STATED GOAL:
Copy every line that contains the string "JSON" from the entries below.

------------

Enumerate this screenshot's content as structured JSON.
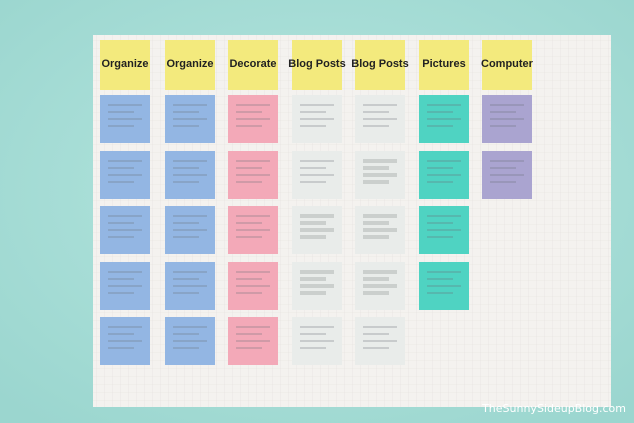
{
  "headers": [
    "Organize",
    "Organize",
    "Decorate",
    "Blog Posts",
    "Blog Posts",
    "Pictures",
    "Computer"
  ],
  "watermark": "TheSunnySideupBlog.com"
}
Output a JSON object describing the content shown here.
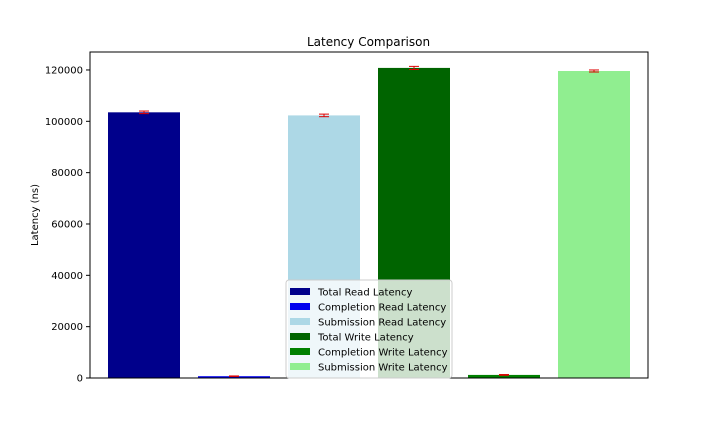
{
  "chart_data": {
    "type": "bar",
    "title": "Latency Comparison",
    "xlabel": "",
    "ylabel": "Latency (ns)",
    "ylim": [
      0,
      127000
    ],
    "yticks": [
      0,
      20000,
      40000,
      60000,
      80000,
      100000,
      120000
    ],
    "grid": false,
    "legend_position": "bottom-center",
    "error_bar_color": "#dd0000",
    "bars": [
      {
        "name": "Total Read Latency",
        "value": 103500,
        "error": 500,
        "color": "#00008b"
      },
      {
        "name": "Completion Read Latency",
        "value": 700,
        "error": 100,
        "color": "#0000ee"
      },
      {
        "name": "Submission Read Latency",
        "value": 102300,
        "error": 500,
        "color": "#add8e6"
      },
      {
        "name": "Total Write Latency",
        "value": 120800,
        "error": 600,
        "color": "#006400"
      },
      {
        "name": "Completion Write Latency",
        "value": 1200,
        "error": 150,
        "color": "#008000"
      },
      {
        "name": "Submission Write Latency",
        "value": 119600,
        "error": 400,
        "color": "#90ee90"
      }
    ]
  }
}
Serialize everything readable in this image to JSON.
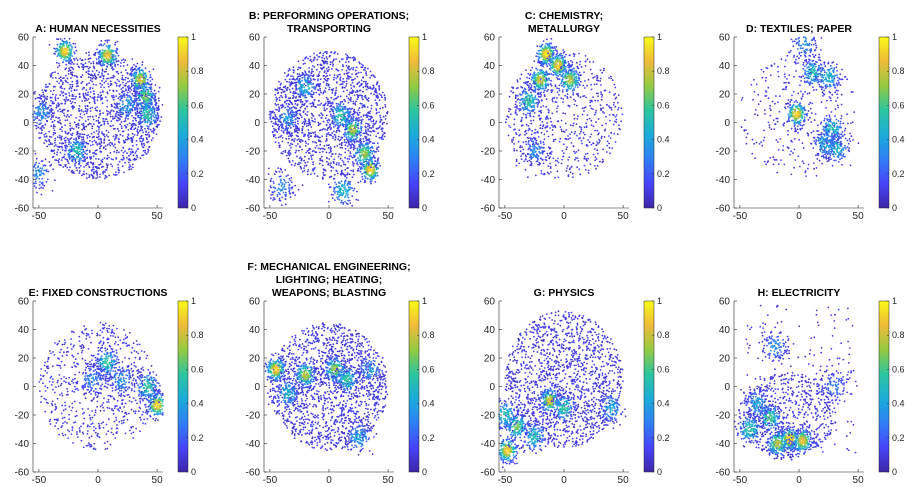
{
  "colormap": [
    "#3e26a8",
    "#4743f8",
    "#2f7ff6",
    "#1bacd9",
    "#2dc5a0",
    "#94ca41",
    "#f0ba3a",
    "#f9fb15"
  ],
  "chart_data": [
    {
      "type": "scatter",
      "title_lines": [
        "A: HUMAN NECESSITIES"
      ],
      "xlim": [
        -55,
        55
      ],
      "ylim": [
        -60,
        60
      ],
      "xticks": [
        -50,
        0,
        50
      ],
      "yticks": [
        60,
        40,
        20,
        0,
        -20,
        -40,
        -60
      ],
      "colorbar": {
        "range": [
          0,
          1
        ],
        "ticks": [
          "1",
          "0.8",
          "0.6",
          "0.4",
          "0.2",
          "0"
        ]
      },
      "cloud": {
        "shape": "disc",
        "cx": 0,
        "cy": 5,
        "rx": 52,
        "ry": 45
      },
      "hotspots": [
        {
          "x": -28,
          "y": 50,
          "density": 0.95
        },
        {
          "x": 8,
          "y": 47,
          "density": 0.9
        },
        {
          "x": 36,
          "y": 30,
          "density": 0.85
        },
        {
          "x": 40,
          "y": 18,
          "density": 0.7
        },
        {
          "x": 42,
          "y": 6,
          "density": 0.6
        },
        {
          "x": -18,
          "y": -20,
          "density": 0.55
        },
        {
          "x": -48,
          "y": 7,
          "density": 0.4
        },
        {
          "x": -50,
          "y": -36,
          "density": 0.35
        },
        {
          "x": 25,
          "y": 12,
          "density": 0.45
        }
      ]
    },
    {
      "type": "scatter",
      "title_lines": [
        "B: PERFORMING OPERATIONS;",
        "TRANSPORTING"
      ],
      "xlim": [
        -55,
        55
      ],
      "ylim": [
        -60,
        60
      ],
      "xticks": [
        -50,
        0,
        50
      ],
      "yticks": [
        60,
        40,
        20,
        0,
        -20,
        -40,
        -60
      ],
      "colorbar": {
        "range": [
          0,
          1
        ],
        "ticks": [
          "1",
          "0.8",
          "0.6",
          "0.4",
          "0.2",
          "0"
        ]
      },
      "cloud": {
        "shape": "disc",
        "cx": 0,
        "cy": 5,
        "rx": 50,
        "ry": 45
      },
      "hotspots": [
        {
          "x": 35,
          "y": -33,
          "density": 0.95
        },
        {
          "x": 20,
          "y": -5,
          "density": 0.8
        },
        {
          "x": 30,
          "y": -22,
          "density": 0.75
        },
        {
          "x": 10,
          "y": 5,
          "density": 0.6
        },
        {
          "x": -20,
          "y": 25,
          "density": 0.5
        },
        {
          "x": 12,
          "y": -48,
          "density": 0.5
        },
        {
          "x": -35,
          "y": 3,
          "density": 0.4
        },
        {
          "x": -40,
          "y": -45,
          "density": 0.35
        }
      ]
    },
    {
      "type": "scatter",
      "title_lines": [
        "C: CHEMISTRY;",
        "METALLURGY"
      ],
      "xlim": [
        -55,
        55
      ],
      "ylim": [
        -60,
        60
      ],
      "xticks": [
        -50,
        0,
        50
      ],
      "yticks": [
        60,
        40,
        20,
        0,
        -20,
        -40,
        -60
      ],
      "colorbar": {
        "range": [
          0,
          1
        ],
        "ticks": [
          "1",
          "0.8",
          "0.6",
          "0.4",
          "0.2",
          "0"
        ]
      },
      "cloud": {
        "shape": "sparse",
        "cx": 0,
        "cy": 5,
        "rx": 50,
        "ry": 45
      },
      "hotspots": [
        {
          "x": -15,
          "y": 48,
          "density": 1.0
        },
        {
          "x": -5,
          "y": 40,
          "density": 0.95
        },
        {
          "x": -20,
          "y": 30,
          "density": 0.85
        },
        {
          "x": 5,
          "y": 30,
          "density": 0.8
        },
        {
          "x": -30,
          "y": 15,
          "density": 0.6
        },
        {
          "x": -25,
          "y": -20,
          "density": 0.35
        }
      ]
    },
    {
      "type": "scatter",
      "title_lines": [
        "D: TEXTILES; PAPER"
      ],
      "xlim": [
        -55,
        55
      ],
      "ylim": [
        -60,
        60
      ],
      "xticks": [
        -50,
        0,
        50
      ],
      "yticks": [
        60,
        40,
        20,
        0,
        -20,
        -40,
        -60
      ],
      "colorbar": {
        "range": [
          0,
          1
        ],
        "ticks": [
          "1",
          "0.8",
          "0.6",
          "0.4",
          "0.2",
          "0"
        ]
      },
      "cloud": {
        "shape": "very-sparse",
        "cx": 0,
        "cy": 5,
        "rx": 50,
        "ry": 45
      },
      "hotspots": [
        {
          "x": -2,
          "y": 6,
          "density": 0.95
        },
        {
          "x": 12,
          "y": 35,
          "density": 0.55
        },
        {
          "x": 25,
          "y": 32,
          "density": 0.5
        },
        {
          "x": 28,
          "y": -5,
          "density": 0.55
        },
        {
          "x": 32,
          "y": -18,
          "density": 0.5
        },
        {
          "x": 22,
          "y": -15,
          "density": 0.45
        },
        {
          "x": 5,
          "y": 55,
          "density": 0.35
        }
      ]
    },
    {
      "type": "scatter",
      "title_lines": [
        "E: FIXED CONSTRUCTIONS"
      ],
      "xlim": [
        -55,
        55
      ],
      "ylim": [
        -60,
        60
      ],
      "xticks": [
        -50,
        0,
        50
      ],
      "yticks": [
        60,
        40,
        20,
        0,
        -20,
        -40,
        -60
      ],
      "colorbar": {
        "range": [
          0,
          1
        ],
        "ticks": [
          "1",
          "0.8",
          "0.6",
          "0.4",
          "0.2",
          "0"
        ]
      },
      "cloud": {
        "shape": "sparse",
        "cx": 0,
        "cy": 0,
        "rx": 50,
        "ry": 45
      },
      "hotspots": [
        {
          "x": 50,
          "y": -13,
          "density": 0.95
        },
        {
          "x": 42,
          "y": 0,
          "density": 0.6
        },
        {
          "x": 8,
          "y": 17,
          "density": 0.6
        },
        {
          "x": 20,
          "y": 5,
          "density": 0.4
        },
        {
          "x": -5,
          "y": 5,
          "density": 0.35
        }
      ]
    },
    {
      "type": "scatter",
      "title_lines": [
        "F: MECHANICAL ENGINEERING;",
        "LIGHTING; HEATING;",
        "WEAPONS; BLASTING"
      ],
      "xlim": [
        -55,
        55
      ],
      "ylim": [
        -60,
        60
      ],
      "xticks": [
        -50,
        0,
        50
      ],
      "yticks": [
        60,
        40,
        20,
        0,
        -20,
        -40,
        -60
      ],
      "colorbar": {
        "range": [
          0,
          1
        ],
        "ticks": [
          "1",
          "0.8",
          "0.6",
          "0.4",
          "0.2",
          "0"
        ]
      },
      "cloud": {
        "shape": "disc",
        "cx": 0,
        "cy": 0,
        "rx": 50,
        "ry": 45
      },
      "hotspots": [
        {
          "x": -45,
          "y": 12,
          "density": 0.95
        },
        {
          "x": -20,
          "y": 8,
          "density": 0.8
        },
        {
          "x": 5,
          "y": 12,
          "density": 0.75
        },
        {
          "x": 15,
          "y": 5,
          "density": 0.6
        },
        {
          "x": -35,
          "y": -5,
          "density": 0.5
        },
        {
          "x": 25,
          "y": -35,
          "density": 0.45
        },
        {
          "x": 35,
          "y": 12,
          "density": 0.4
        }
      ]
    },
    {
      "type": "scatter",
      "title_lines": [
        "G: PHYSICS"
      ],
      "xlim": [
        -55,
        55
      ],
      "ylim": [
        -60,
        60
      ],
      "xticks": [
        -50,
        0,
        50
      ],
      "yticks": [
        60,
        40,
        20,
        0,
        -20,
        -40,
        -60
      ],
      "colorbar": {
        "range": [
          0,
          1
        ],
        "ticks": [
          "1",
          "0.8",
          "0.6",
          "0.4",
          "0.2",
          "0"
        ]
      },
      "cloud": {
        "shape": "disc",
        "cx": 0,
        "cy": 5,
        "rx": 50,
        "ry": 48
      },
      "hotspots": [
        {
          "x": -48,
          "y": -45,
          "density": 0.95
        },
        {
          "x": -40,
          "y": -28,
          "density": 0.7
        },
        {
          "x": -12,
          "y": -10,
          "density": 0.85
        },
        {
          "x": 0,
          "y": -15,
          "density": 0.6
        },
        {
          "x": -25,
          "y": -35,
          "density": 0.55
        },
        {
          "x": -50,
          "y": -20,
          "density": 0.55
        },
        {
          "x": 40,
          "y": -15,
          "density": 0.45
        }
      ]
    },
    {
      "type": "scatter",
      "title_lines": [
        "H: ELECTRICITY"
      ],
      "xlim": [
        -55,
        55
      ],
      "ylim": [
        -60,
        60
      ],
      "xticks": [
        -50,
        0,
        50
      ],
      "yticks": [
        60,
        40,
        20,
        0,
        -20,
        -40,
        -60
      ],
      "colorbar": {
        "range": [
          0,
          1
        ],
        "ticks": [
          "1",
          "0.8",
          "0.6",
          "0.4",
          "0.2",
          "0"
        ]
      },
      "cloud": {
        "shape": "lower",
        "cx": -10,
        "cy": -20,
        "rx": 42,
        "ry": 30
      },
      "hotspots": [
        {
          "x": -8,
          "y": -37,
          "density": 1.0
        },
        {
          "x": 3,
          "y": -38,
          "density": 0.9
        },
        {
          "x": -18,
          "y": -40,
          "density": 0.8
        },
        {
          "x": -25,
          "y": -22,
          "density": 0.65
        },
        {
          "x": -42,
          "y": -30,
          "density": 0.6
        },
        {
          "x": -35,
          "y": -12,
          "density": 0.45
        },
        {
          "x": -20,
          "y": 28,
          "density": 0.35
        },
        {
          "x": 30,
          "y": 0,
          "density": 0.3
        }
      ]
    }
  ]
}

------------

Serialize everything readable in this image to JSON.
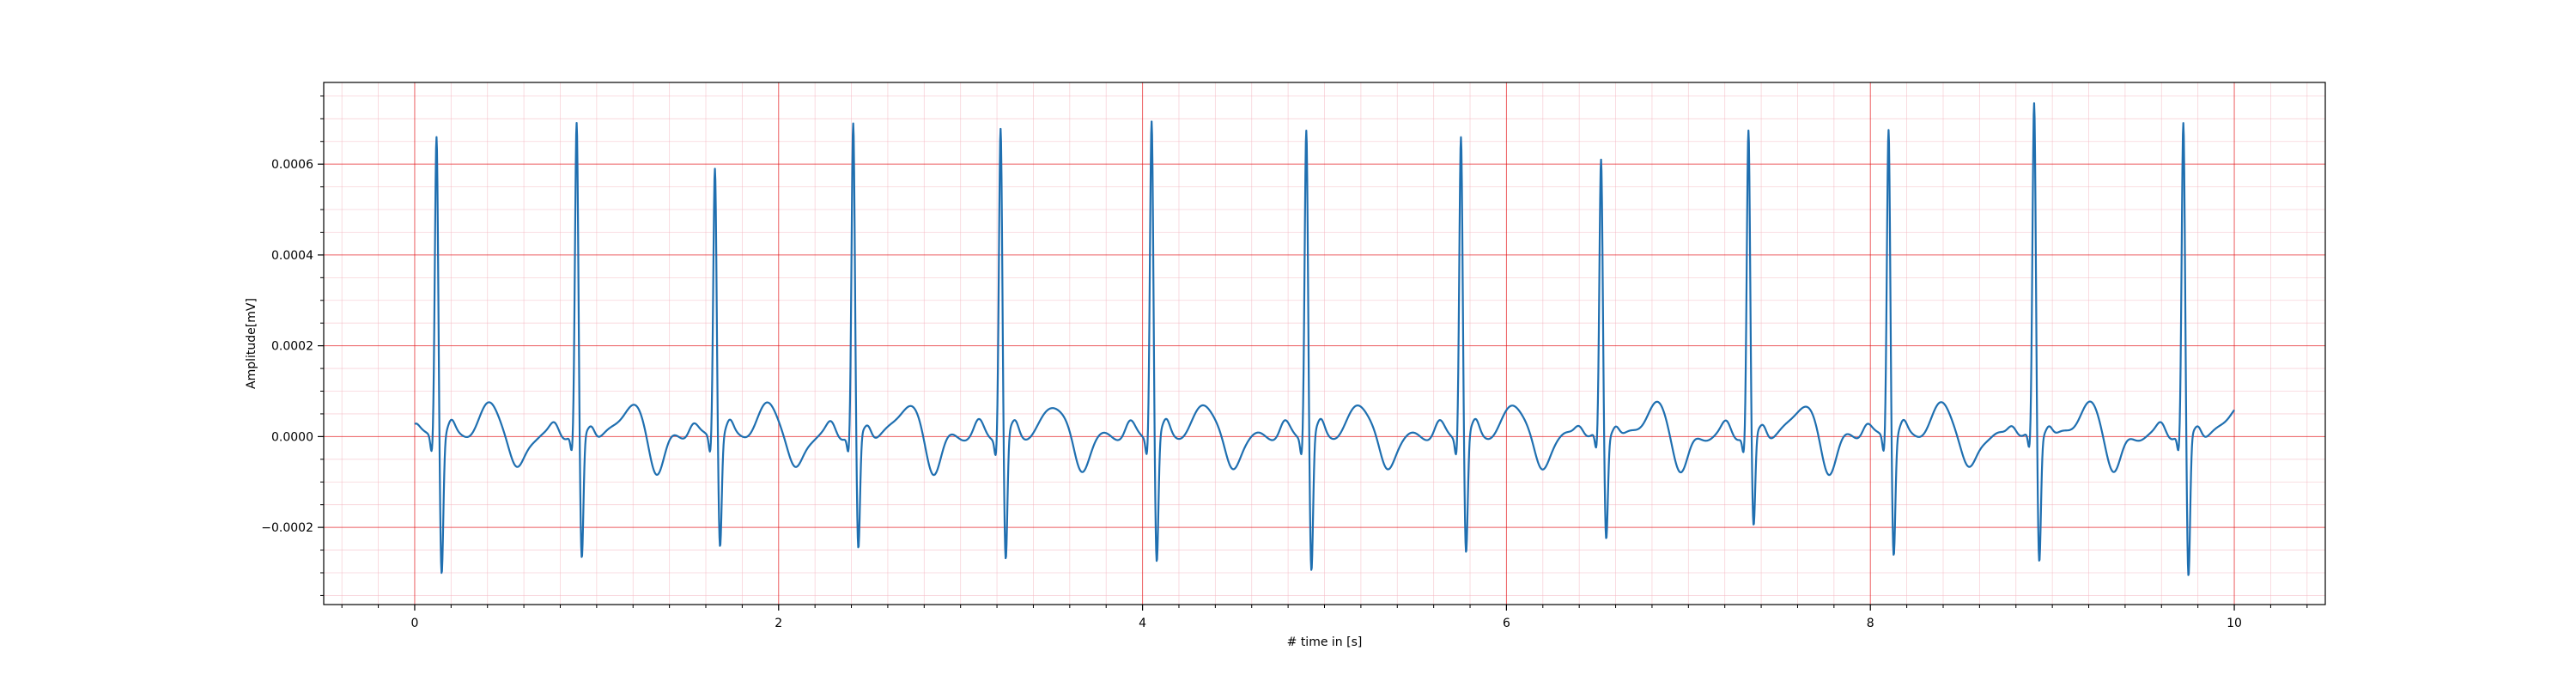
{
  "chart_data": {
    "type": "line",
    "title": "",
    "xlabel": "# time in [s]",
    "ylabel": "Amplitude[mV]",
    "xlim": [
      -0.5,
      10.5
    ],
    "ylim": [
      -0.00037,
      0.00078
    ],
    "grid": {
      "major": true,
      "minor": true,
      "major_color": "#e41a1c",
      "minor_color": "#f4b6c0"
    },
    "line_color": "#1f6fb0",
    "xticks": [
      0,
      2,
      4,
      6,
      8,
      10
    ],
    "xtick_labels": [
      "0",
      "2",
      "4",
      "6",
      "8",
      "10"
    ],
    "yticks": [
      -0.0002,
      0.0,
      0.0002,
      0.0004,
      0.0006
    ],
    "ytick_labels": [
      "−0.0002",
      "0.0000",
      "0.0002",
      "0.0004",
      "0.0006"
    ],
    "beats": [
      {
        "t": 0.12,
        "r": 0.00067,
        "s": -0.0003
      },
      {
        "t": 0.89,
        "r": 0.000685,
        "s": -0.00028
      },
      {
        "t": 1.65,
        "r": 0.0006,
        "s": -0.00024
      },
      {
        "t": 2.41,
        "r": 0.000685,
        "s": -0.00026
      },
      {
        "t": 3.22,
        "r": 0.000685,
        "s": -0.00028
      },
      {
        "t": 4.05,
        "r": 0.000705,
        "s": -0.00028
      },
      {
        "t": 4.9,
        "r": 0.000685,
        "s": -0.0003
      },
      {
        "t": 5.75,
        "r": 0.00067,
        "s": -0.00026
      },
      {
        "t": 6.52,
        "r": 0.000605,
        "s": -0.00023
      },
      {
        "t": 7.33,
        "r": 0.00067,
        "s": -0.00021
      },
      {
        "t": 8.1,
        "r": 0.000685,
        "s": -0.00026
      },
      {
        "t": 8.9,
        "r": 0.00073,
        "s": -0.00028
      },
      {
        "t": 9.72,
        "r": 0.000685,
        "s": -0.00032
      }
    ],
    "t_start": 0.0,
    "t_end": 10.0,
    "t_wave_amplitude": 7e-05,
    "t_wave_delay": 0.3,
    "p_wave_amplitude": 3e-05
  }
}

------------

IN RESPONSE:
Enumerate this screenshot's content as structured JSON.
Output a JSON object describing the content shown here.
Serialize everything readable in this image to JSON.
Serialize everything readable in this image to JSON.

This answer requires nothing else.